Print every entry word for word, but omit the pictures.

--- Begin Records supplied ---

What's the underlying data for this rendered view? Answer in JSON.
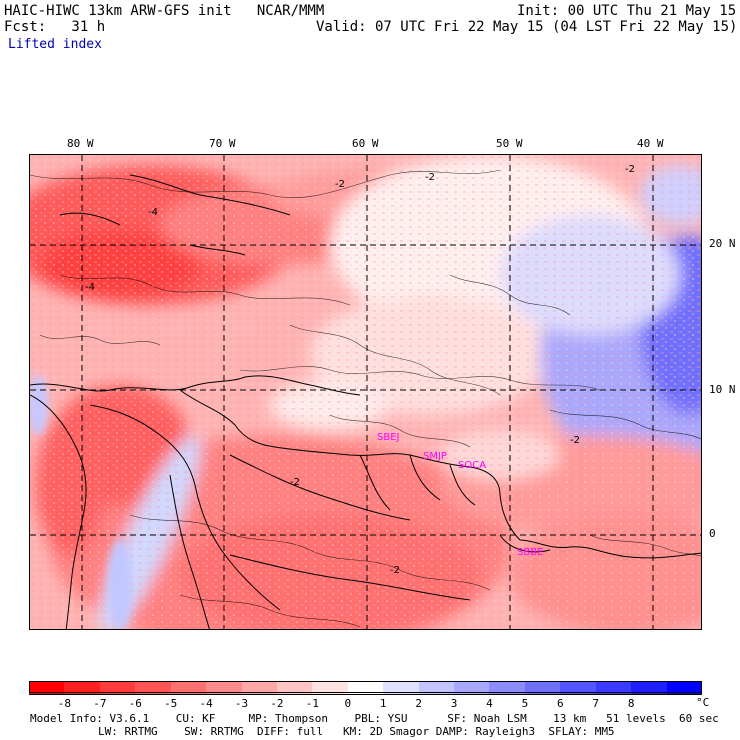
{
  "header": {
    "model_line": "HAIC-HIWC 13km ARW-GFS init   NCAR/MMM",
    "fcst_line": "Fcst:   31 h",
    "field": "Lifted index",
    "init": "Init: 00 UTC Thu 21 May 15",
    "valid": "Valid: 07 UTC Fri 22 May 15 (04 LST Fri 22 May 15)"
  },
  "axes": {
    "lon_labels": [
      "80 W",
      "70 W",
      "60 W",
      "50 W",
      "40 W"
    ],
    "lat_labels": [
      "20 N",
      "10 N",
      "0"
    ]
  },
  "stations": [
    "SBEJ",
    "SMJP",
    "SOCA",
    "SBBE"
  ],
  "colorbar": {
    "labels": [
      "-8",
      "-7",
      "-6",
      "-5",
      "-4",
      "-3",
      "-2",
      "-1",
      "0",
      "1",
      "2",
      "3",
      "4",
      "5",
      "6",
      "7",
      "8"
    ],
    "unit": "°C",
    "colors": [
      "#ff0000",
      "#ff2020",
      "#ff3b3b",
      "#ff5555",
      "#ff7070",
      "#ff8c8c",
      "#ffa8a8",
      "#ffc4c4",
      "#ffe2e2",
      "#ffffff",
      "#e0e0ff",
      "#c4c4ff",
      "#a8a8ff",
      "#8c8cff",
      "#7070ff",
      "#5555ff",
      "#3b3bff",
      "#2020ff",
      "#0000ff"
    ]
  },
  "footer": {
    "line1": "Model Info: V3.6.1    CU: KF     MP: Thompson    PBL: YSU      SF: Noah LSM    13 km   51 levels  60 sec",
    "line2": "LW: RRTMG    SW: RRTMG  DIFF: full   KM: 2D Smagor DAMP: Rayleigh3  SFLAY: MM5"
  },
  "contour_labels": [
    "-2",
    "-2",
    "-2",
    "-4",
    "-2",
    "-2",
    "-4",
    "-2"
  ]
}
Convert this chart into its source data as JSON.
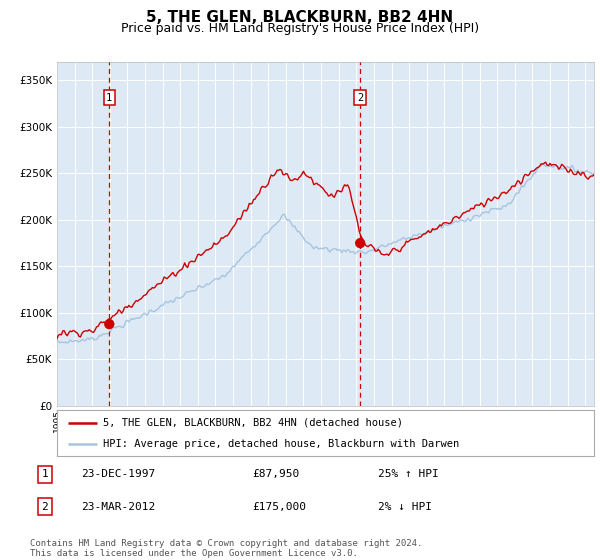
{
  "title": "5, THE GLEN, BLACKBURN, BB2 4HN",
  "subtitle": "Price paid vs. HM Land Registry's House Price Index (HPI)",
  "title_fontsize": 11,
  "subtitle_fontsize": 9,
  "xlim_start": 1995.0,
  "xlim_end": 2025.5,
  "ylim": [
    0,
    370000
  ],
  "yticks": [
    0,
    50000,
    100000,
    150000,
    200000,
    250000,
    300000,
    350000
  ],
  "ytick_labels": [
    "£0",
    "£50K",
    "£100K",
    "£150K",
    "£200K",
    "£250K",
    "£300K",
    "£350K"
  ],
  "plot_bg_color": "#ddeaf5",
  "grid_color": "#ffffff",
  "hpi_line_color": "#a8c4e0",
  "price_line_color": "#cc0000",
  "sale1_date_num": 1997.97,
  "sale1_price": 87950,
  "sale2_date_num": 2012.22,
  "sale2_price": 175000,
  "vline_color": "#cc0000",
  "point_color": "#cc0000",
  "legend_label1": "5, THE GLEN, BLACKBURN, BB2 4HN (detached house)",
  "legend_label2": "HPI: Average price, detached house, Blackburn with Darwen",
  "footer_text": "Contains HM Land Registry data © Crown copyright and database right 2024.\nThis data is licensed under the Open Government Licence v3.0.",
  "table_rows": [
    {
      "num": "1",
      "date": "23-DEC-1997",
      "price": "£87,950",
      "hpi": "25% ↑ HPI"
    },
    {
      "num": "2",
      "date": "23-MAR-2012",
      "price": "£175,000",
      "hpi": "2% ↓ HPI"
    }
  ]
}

--- End Records supplied ---

▶ [Written answer]:
What's the underlying data for this rendered view? Answer in JSON.
{
  "header": {
    "model_line": "HAIC-HIWC 13km ARW-GFS init   NCAR/MMM",
    "fcst_line": "Fcst:   31 h",
    "field": "Lifted index",
    "init": "Init: 00 UTC Thu 21 May 15",
    "valid": "Valid: 07 UTC Fri 22 May 15 (04 LST Fri 22 May 15)"
  },
  "axes": {
    "lon_labels": [
      "80 W",
      "70 W",
      "60 W",
      "50 W",
      "40 W"
    ],
    "lat_labels": [
      "20 N",
      "10 N",
      "0"
    ]
  },
  "stations": [
    "SBEJ",
    "SMJP",
    "SOCA",
    "SBBE"
  ],
  "colorbar": {
    "labels": [
      "-8",
      "-7",
      "-6",
      "-5",
      "-4",
      "-3",
      "-2",
      "-1",
      "0",
      "1",
      "2",
      "3",
      "4",
      "5",
      "6",
      "7",
      "8"
    ],
    "unit": "°C",
    "colors": [
      "#ff0000",
      "#ff2020",
      "#ff3b3b",
      "#ff5555",
      "#ff7070",
      "#ff8c8c",
      "#ffa8a8",
      "#ffc4c4",
      "#ffe2e2",
      "#ffffff",
      "#e0e0ff",
      "#c4c4ff",
      "#a8a8ff",
      "#8c8cff",
      "#7070ff",
      "#5555ff",
      "#3b3bff",
      "#2020ff",
      "#0000ff"
    ]
  },
  "footer": {
    "line1": "Model Info: V3.6.1    CU: KF     MP: Thompson    PBL: YSU      SF: Noah LSM    13 km   51 levels  60 sec",
    "line2": "LW: RRTMG    SW: RRTMG  DIFF: full   KM: 2D Smagor DAMP: Rayleigh3  SFLAY: MM5"
  },
  "contour_labels": [
    "-2",
    "-2",
    "-2",
    "-4",
    "-2",
    "-2",
    "-4",
    "-2"
  ]
}
Convert this chart into its source data as JSON.
{
  "title": "5, THE GLEN, BLACKBURN, BB2 4HN",
  "subtitle": "Price paid vs. HM Land Registry's House Price Index (HPI)",
  "title_fontsize": 11,
  "subtitle_fontsize": 9,
  "xlim_start": 1995.0,
  "xlim_end": 2025.5,
  "ylim": [
    0,
    370000
  ],
  "yticks": [
    0,
    50000,
    100000,
    150000,
    200000,
    250000,
    300000,
    350000
  ],
  "ytick_labels": [
    "£0",
    "£50K",
    "£100K",
    "£150K",
    "£200K",
    "£250K",
    "£300K",
    "£350K"
  ],
  "plot_bg_color": "#ddeaf5",
  "grid_color": "#ffffff",
  "hpi_line_color": "#a8c4e0",
  "price_line_color": "#cc0000",
  "sale1_date_num": 1997.97,
  "sale1_price": 87950,
  "sale2_date_num": 2012.22,
  "sale2_price": 175000,
  "vline_color": "#cc0000",
  "point_color": "#cc0000",
  "legend_label1": "5, THE GLEN, BLACKBURN, BB2 4HN (detached house)",
  "legend_label2": "HPI: Average price, detached house, Blackburn with Darwen",
  "footer_text": "Contains HM Land Registry data © Crown copyright and database right 2024.\nThis data is licensed under the Open Government Licence v3.0.",
  "table_rows": [
    {
      "num": "1",
      "date": "23-DEC-1997",
      "price": "£87,950",
      "hpi": "25% ↑ HPI"
    },
    {
      "num": "2",
      "date": "23-MAR-2012",
      "price": "£175,000",
      "hpi": "2% ↓ HPI"
    }
  ]
}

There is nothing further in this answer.